▸ **What is required**
Your answer should be a single number: the count of lines that include the word "interest".

Saved data entries:

##############################

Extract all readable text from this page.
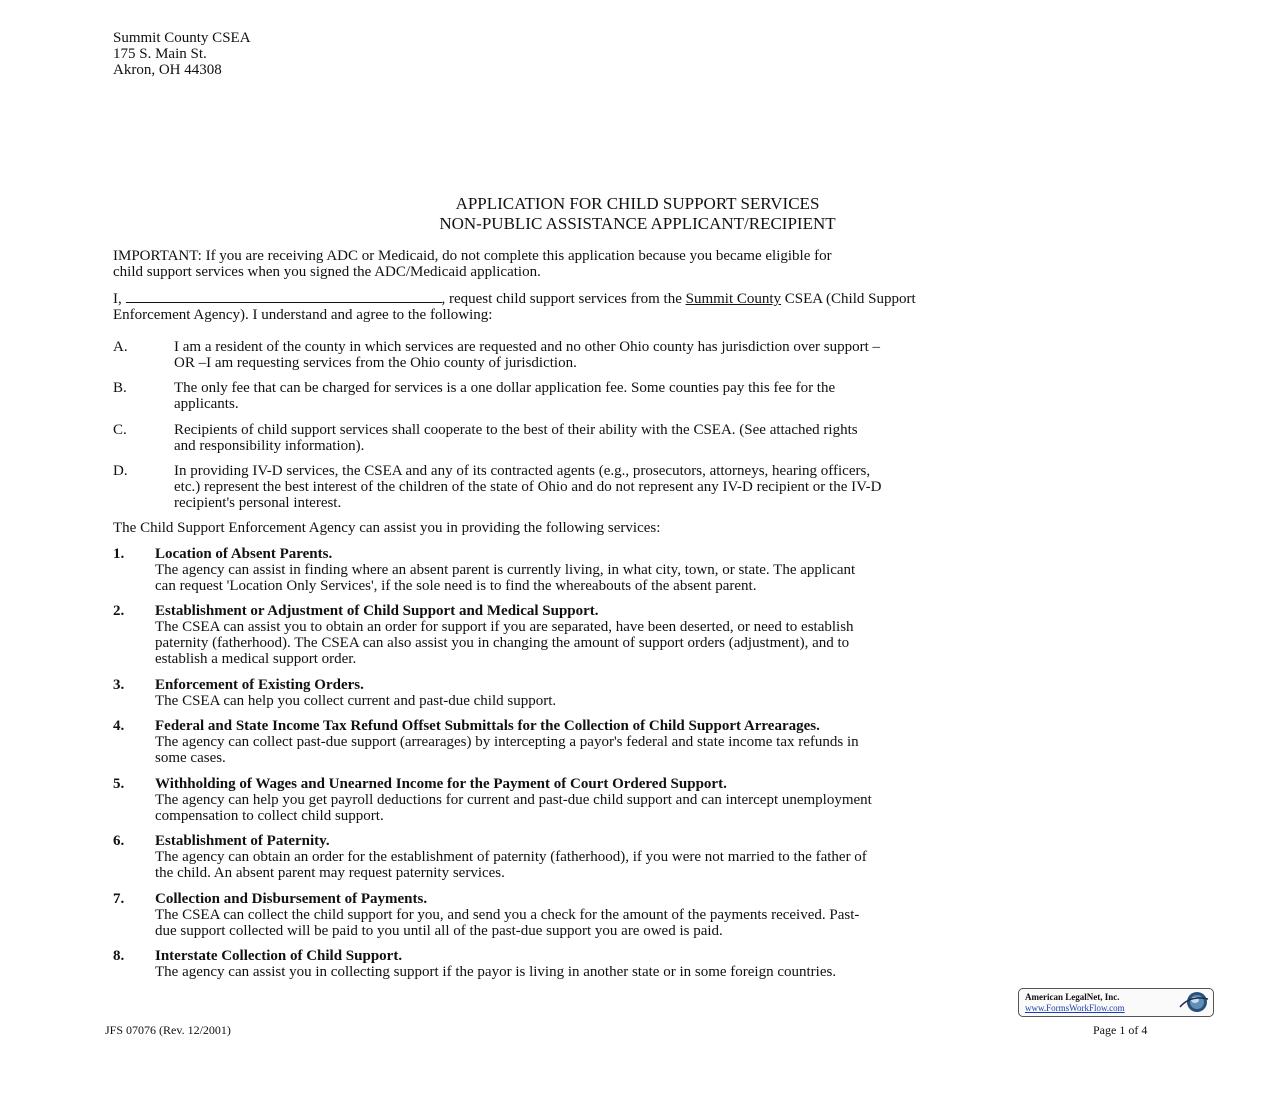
Summit County CSEA
175 S. Main St.
Akron, OH 44308
APPLICATION FOR CHILD SUPPORT SERVICES
NON-PUBLIC ASSISTANCE APPLICANT/RECIPIENT
IMPORTANT: If you are receiving ADC or Medicaid, do not complete this application because you became eligible for
child support services when you signed the ADC/Medicaid application.
I,	, request child support services from the Summit County CSEA (Child Support
Enforcement Agency). I understand and agree to the following:
A.	I am a resident of the county in which services are requested and no other Ohio county has jurisdiction over support –
OR –I am requesting services from the Ohio county of jurisdiction.
B.	The only fee that can be charged for services is a one dollar application fee. Some counties pay this fee for the
applicants.
C.	Recipients of child support services shall cooperate to the best of their ability with the CSEA. (See attached rights
and responsibility information).
D.	In providing IV-D services, the CSEA and any of its contracted agents (e.g., prosecutors, attorneys, hearing officers,
etc.) represent the best interest of the children of the state of Ohio and do not represent any IV-D recipient or the IV-D
recipient's personal interest.
The Child Support Enforcement Agency can assist you in providing the following services:
1. Location of Absent Parents.
The agency can assist in finding where an absent parent is currently living, in what city, town, or state. The applicant
can request 'Location Only Services', if the sole need is to find the whereabouts of the absent parent.
2. Establishment or Adjustment of Child Support and Medical Support.
The CSEA can assist you to obtain an order for support if you are separated, have been deserted, or need to establish
paternity (fatherhood). The CSEA can also assist you in changing the amount of support orders (adjustment), and to
establish a medical support order.
3. Enforcement of Existing Orders.
The CSEA can help you collect current and past-due child support.
4. Federal and State Income Tax Refund Offset Submittals for the Collection of Child Support Arrearages.
The agency can collect past-due support (arrearages) by intercepting a payor's federal and state income tax refunds in
some cases.
5. Withholding of Wages and Unearned Income for the Payment of Court Ordered Support.
The agency can help you get payroll deductions for current and past-due child support and can intercept unemployment
compensation to collect child support.
6. Establishment of Paternity.
The agency can obtain an order for the establishment of paternity (fatherhood), if you were not married to the father of
the child. An absent parent may request paternity services.
7. Collection and Disbursement of Payments.
The CSEA can collect the child support for you, and send you a check for the amount of the payments received. Past-
due support collected will be paid to you until all of the past-due support you are owed is paid.
8. Interstate Collection of Child Support.
The agency can assist you in collecting support if the payor is living in another state or in some foreign countries.
American LegalNet, Inc.
www.FormsWorkFlow.com
JFS 07076 (Rev. 12/2001)	Page 1 of 4
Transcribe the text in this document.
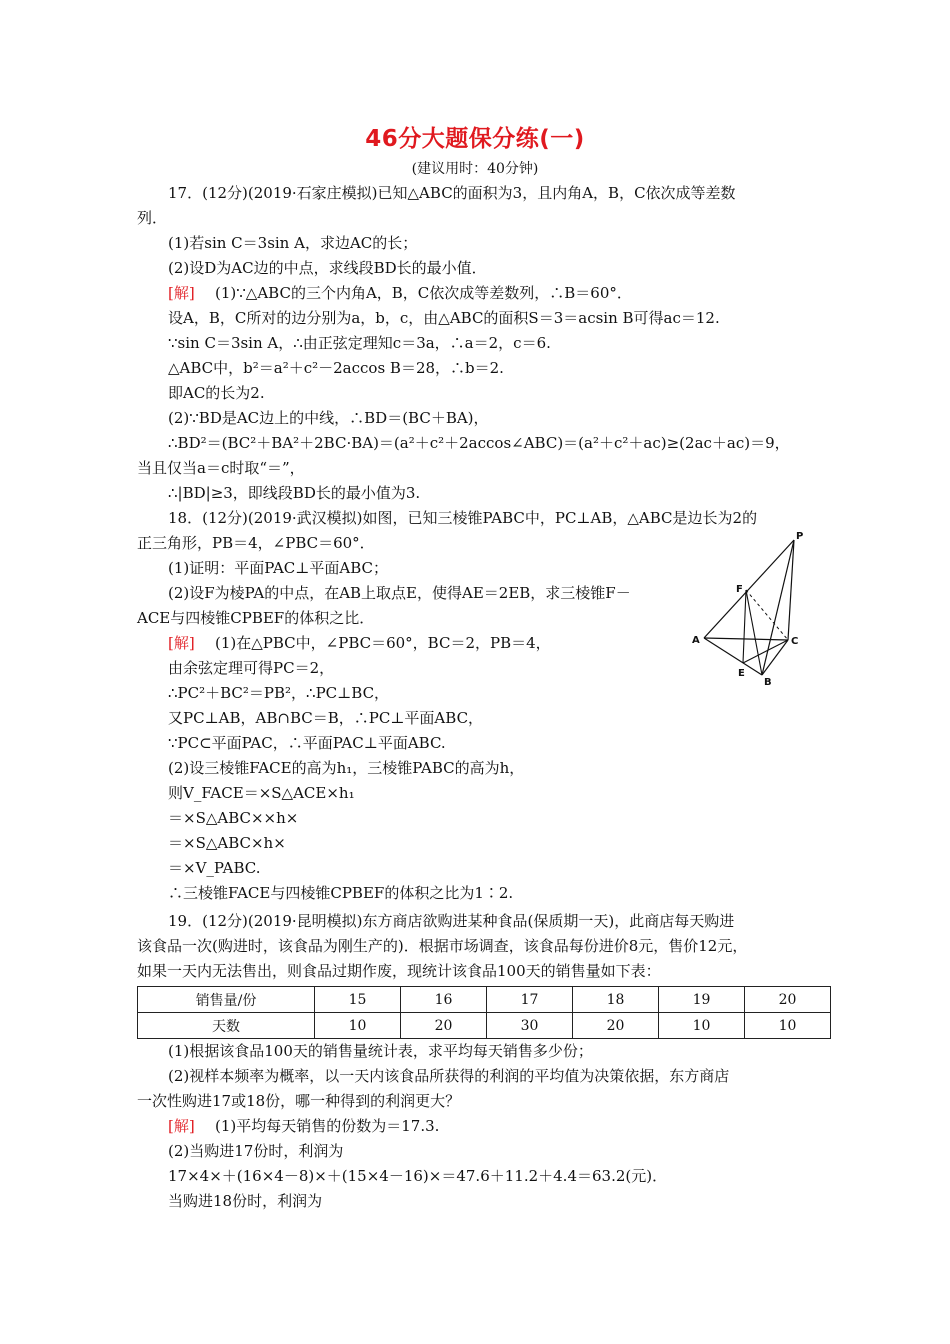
46分大题保分练(一)
(建议用时：40分钟)
17．(12分)(2019·石家庄模拟)已知△ABC的面积为3，且内角A，B，C依次成等差数
列．
(1)若sin C＝3sin A，求边AC的长；
(2)设D为AC边的中点，求线段BD长的最小值．
[解] (1)∵△ABC的三个内角A，B，C依次成等差数列，∴B＝60°．
设A，B，C所对的边分别为a，b，c，由△ABC的面积S＝3＝acsin B可得ac＝12.
∵sin C＝3sin A，∴由正弦定理知c＝3a，∴a＝2，c＝6.
△ABC中，b²＝a²＋c²－2accos B＝28，∴b＝2.
即AC的长为2.
(2)∵BD是AC边上的中线，∴BD＝(BC＋BA)，
∴BD²＝(BC²＋BA²＋2BC·BA)＝(a²＋c²＋2accos∠ABC)＝(a²＋c²＋ac)≥(2ac＋ac)＝9，
当且仅当a＝c时取“＝”，
∴|BD|≥3，即线段BD长的最小值为3.
18．(12分)(2019·武汉模拟)如图，已知三棱锥PABC中，PC⊥AB，△ABC是边长为2的
正三角形，PB＝4，∠PBC＝60°．
(1)证明：平面PAC⊥平面ABC；
(2)设F为棱PA的中点，在AB上取点E，使得AE＝2EB，求三棱锥F－
ACE与四棱锥CPBEF的体积之比．
[解] (1)在△PBC中，∠PBC＝60°，BC＝2，PB＝4，
由余弦定理可得PC＝2，
∴PC²＋BC²＝PB²，∴PC⊥BC，
又PC⊥AB，AB∩BC＝B，∴PC⊥平面ABC，
∵PC⊂平面PAC，∴平面PAC⊥平面ABC.
(2)设三棱锥FACE的高为h₁，三棱锥PABC的高为h，
则V_FACE＝×S△ACE×h₁
＝×S△ABC××h×
＝×S△ABC×h×
＝×V_PABC.
∴三棱锥FACE与四棱锥CPBEF的体积之比为1∶2.
P
F
A	C
E
B
19．(12分)(2019·昆明模拟)东方商店欲购进某种食品(保质期一天)，此商店每天购进
该食品一次(购进时，该食品为刚生产的)．根据市场调查，该食品每份进价8元，售价12元，
如果一天内无法售出，则食品过期作废，现统计该食品100天的销售量如下表：
销售量/份	15	16	17	18	19	20
天数	10	20	30	20	10	10
(1)根据该食品100天的销售量统计表，求平均每天销售多少份；
(2)视样本频率为概率，以一天内该食品所获得的利润的平均值为决策依据，东方商店
一次性购进17或18份，哪一种得到的利润更大？
[解] (1)平均每天销售的份数为＝17.3.
(2)当购进17份时，利润为
17×4×＋(16×4－8)×＋(15×4－16)×＝47.6＋11.2＋4.4＝63.2(元)．
当购进18份时，利润为
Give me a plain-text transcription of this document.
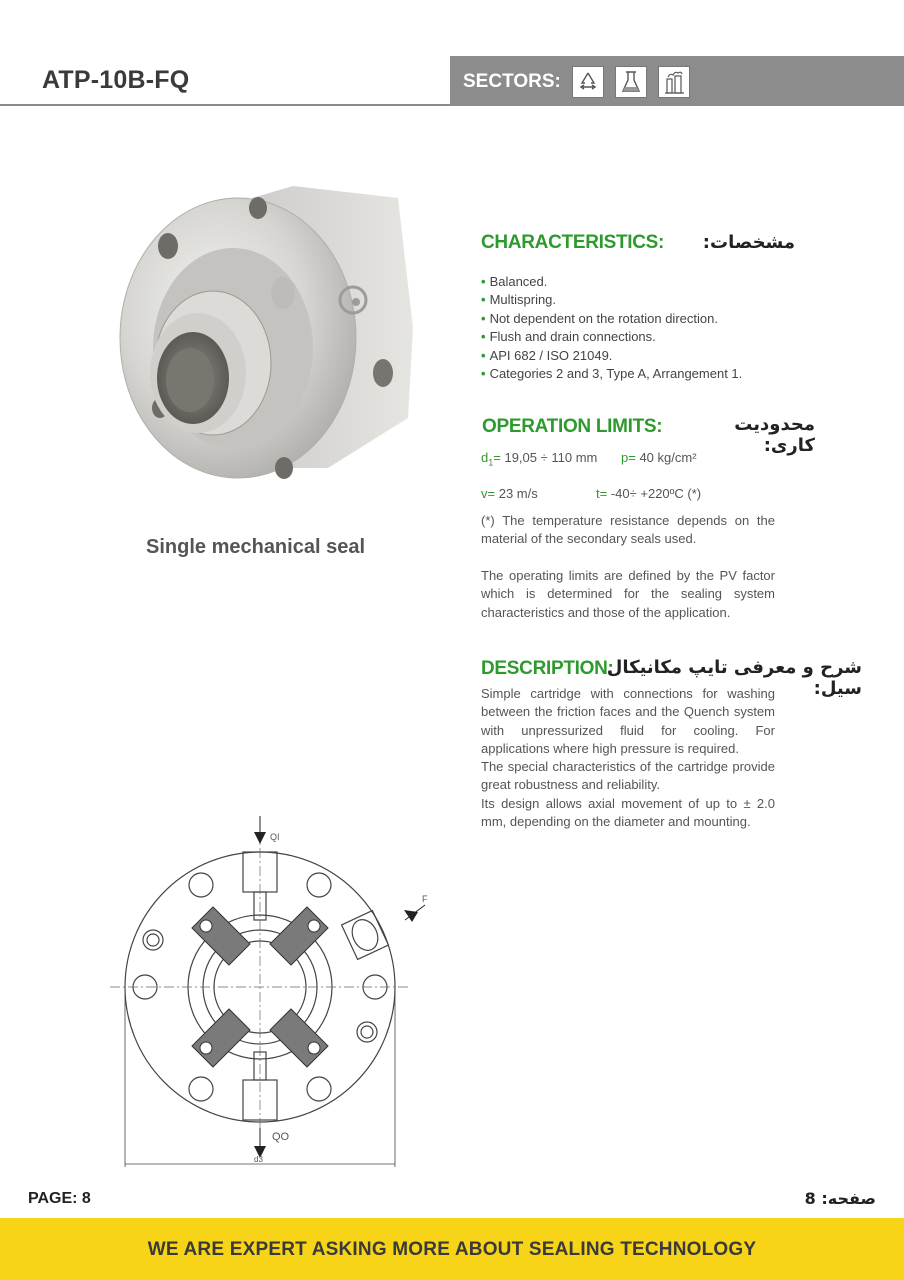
ATP-10B-FQ	SECTORS:
Single mechanical seal
CHARACTERISTICS: مشخصات:
• Balanced.
• Multispring.
• Not dependent on the rotation direction.
• Flush and drain connections.
• API 682 / ISO 21049.
• Categories 2 and 3, Type A, Arrangement 1.
OPERATION LIMITS:	محدودیت کاری:
$d_1= 19,05 \div 110$ mm p= 40 kg/cm²
v= 23 m/s	t= -40÷ +220ºC (*)
(*) The temperature resistance depends on the material of the secondary seals used.
The operating limits are defined by the PV factor which is determined for the sealing system characteristics and those of the application.
DESCRIPTION:
شرح و معرفی تایپ مکانیکال سیل:
Simple cartridge with connections for washing between the friction faces and the Quench system with unpressurized fluid for cooling. For applications where high pressure is required.
The special characteristics of the cartridge provide great robustness and reliability.
Its design allows axial movement of up to ± 2.0 mm, depending on the diameter and mounting.
QI
QO
F
d3
PAGE: 8	صفحه: 8
WE ARE EXPERT ASKING MORE ABOUT SEALING TECHNOLOGY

##############################

▸ **The response**
2